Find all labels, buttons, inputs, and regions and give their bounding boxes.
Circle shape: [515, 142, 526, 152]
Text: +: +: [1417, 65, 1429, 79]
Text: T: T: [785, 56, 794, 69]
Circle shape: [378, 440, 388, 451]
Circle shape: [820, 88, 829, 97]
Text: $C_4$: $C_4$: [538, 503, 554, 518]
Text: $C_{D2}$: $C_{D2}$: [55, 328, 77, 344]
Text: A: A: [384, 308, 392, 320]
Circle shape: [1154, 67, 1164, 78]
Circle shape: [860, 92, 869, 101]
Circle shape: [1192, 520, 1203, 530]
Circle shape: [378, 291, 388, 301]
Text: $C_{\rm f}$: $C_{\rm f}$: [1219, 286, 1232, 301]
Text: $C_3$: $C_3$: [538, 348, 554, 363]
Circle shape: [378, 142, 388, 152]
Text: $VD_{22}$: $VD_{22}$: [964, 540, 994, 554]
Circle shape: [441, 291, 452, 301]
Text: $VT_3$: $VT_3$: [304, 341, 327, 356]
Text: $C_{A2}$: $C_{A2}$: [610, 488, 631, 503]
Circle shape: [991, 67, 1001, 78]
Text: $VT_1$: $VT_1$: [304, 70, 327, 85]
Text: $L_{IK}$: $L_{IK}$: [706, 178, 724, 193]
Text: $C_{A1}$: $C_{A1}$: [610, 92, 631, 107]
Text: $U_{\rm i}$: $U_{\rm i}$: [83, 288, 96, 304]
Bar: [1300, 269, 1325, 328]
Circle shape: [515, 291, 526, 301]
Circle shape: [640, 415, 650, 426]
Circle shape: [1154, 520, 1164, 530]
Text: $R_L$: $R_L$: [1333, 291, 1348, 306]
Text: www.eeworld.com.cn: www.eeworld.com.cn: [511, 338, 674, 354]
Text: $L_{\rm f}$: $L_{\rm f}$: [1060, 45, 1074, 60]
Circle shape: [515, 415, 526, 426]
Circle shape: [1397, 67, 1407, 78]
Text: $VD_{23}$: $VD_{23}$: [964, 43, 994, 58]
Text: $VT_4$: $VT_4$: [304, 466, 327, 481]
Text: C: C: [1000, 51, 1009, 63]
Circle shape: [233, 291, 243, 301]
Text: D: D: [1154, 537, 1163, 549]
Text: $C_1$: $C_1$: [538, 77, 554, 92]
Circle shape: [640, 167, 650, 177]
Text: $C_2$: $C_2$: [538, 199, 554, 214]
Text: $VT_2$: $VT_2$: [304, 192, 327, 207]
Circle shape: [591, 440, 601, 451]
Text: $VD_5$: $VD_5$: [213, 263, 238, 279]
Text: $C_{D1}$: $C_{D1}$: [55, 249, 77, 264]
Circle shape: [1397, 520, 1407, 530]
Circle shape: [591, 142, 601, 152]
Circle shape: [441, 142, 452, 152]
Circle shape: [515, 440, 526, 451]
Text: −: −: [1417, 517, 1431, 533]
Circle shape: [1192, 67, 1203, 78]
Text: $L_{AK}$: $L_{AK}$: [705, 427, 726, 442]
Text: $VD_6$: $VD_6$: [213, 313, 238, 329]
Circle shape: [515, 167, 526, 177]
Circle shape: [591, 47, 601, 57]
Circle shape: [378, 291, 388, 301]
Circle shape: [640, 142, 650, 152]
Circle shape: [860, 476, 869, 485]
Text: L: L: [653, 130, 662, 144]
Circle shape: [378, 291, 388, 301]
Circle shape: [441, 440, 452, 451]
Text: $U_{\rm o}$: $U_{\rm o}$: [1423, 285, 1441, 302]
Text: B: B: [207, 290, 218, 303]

###

— WHAT NEEDS TO BE DONE —
List the lines from the start of the records up to and including the line with "Text: $C_4$: $C_4$: [538, 503, 554, 518]" as a numbered list, leaving out any blank lines.

— RESPONSE —
1. Find all labels, buttons, inputs, and regions and give their bounding boxes.
2. Circle shape: [515, 142, 526, 152]
3. Text: +: +: [1417, 65, 1429, 79]
4. Text: T: T: [785, 56, 794, 69]
5. Circle shape: [378, 440, 388, 451]
6. Circle shape: [820, 88, 829, 97]
7. Text: $C_4$: $C_4$: [538, 503, 554, 518]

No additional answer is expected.